- _What is being asked_
Can you transcribe every record below exactly as it appears?

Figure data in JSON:
[start]

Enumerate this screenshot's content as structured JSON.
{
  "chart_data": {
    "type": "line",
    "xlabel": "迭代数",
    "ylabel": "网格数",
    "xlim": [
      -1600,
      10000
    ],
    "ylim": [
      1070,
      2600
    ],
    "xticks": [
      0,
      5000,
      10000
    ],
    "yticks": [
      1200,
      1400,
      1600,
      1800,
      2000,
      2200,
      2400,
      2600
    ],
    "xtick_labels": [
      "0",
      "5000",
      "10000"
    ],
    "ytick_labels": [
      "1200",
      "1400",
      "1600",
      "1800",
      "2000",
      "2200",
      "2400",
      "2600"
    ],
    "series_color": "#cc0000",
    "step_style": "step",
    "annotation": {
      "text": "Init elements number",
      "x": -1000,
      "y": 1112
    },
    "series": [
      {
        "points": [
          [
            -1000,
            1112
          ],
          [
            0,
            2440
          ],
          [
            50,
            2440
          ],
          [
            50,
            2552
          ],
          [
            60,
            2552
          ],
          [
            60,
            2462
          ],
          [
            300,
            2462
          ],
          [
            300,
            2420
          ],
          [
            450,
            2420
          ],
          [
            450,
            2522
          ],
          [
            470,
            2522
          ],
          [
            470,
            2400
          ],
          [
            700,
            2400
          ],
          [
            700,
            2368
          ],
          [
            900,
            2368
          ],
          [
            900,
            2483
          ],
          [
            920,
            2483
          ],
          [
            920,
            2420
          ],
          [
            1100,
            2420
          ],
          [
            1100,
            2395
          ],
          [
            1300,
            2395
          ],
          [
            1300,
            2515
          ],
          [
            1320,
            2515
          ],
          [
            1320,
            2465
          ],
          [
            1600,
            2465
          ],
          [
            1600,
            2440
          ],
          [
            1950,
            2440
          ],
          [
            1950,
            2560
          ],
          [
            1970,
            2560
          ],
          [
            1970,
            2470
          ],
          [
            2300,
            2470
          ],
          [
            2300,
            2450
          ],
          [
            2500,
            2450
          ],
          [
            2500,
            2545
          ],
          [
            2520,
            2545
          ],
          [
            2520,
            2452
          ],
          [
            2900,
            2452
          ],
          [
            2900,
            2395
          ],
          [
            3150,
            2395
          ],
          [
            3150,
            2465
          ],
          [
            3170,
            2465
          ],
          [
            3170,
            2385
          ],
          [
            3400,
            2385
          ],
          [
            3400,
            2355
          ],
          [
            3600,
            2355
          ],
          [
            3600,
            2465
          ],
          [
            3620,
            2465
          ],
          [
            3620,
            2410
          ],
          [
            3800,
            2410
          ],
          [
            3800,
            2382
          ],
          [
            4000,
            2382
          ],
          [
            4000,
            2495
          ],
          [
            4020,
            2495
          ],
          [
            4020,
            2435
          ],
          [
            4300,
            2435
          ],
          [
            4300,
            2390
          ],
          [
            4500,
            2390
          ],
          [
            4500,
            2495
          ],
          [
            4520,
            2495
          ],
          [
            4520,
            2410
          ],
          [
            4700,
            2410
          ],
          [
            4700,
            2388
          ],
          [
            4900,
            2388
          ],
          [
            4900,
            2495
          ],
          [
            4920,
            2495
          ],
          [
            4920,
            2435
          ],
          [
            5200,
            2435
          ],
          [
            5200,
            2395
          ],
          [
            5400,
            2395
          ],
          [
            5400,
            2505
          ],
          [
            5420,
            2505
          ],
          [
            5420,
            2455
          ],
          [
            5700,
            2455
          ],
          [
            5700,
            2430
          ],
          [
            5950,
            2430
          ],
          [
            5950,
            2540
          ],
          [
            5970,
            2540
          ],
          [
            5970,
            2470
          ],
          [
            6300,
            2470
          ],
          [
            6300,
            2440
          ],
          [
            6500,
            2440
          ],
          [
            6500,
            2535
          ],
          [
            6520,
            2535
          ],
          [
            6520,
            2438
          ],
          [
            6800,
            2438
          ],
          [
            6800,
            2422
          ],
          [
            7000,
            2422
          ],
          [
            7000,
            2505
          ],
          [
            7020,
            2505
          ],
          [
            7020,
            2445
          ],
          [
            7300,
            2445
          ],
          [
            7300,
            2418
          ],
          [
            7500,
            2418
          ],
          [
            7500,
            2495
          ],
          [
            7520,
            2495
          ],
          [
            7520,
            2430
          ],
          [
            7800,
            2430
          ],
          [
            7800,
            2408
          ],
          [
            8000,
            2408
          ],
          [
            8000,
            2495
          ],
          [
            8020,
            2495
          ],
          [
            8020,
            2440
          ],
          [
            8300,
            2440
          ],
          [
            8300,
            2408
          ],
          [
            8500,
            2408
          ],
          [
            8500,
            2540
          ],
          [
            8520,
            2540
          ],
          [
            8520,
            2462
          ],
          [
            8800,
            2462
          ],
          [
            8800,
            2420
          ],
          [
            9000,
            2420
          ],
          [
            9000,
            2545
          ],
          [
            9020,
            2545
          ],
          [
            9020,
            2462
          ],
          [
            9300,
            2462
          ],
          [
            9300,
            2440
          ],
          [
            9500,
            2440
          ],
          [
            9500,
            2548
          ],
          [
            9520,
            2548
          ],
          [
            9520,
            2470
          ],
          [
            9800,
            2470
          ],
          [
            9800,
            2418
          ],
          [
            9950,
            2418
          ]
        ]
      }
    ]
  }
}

[end]

- _Final result_
Enumerate this screenshot's content as structured JSON.
{
  "chart_data": {
    "type": "line",
    "xlabel": "迭代数",
    "ylabel": "网格数",
    "xlim": [
      -1600,
      10000
    ],
    "ylim": [
      1070,
      2600
    ],
    "xticks": [
      0,
      5000,
      10000
    ],
    "yticks": [
      1200,
      1400,
      1600,
      1800,
      2000,
      2200,
      2400,
      2600
    ],
    "xtick_labels": [
      "0",
      "5000",
      "10000"
    ],
    "ytick_labels": [
      "1200",
      "1400",
      "1600",
      "1800",
      "2000",
      "2200",
      "2400",
      "2600"
    ],
    "series_color": "#cc0000",
    "step_style": "step",
    "annotation": {
      "text": "Init elements number",
      "x": -1000,
      "y": 1112
    },
    "series": [
      {
        "points": [
          [
            -1000,
            1112
          ],
          [
            0,
            2440
          ],
          [
            50,
            2440
          ],
          [
            50,
            2552
          ],
          [
            60,
            2552
          ],
          [
            60,
            2462
          ],
          [
            300,
            2462
          ],
          [
            300,
            2420
          ],
          [
            450,
            2420
          ],
          [
            450,
            2522
          ],
          [
            470,
            2522
          ],
          [
            470,
            2400
          ],
          [
            700,
            2400
          ],
          [
            700,
            2368
          ],
          [
            900,
            2368
          ],
          [
            900,
            2483
          ],
          [
            920,
            2483
          ],
          [
            920,
            2420
          ],
          [
            1100,
            2420
          ],
          [
            1100,
            2395
          ],
          [
            1300,
            2395
          ],
          [
            1300,
            2515
          ],
          [
            1320,
            2515
          ],
          [
            1320,
            2465
          ],
          [
            1600,
            2465
          ],
          [
            1600,
            2440
          ],
          [
            1950,
            2440
          ],
          [
            1950,
            2560
          ],
          [
            1970,
            2560
          ],
          [
            1970,
            2470
          ],
          [
            2300,
            2470
          ],
          [
            2300,
            2450
          ],
          [
            2500,
            2450
          ],
          [
            2500,
            2545
          ],
          [
            2520,
            2545
          ],
          [
            2520,
            2452
          ],
          [
            2900,
            2452
          ],
          [
            2900,
            2395
          ],
          [
            3150,
            2395
          ],
          [
            3150,
            2465
          ],
          [
            3170,
            2465
          ],
          [
            3170,
            2385
          ],
          [
            3400,
            2385
          ],
          [
            3400,
            2355
          ],
          [
            3600,
            2355
          ],
          [
            3600,
            2465
          ],
          [
            3620,
            2465
          ],
          [
            3620,
            2410
          ],
          [
            3800,
            2410
          ],
          [
            3800,
            2382
          ],
          [
            4000,
            2382
          ],
          [
            4000,
            2495
          ],
          [
            4020,
            2495
          ],
          [
            4020,
            2435
          ],
          [
            4300,
            2435
          ],
          [
            4300,
            2390
          ],
          [
            4500,
            2390
          ],
          [
            4500,
            2495
          ],
          [
            4520,
            2495
          ],
          [
            4520,
            2410
          ],
          [
            4700,
            2410
          ],
          [
            4700,
            2388
          ],
          [
            4900,
            2388
          ],
          [
            4900,
            2495
          ],
          [
            4920,
            2495
          ],
          [
            4920,
            2435
          ],
          [
            5200,
            2435
          ],
          [
            5200,
            2395
          ],
          [
            5400,
            2395
          ],
          [
            5400,
            2505
          ],
          [
            5420,
            2505
          ],
          [
            5420,
            2455
          ],
          [
            5700,
            2455
          ],
          [
            5700,
            2430
          ],
          [
            5950,
            2430
          ],
          [
            5950,
            2540
          ],
          [
            5970,
            2540
          ],
          [
            5970,
            2470
          ],
          [
            6300,
            2470
          ],
          [
            6300,
            2440
          ],
          [
            6500,
            2440
          ],
          [
            6500,
            2535
          ],
          [
            6520,
            2535
          ],
          [
            6520,
            2438
          ],
          [
            6800,
            2438
          ],
          [
            6800,
            2422
          ],
          [
            7000,
            2422
          ],
          [
            7000,
            2505
          ],
          [
            7020,
            2505
          ],
          [
            7020,
            2445
          ],
          [
            7300,
            2445
          ],
          [
            7300,
            2418
          ],
          [
            7500,
            2418
          ],
          [
            7500,
            2495
          ],
          [
            7520,
            2495
          ],
          [
            7520,
            2430
          ],
          [
            7800,
            2430
          ],
          [
            7800,
            2408
          ],
          [
            8000,
            2408
          ],
          [
            8000,
            2495
          ],
          [
            8020,
            2495
          ],
          [
            8020,
            2440
          ],
          [
            8300,
            2440
          ],
          [
            8300,
            2408
          ],
          [
            8500,
            2408
          ],
          [
            8500,
            2540
          ],
          [
            8520,
            2540
          ],
          [
            8520,
            2462
          ],
          [
            8800,
            2462
          ],
          [
            8800,
            2420
          ],
          [
            9000,
            2420
          ],
          [
            9000,
            2545
          ],
          [
            9020,
            2545
          ],
          [
            9020,
            2462
          ],
          [
            9300,
            2462
          ],
          [
            9300,
            2440
          ],
          [
            9500,
            2440
          ],
          [
            9500,
            2548
          ],
          [
            9520,
            2548
          ],
          [
            9520,
            2470
          ],
          [
            9800,
            2470
          ],
          [
            9800,
            2418
          ],
          [
            9950,
            2418
          ]
        ]
      }
    ]
  }
}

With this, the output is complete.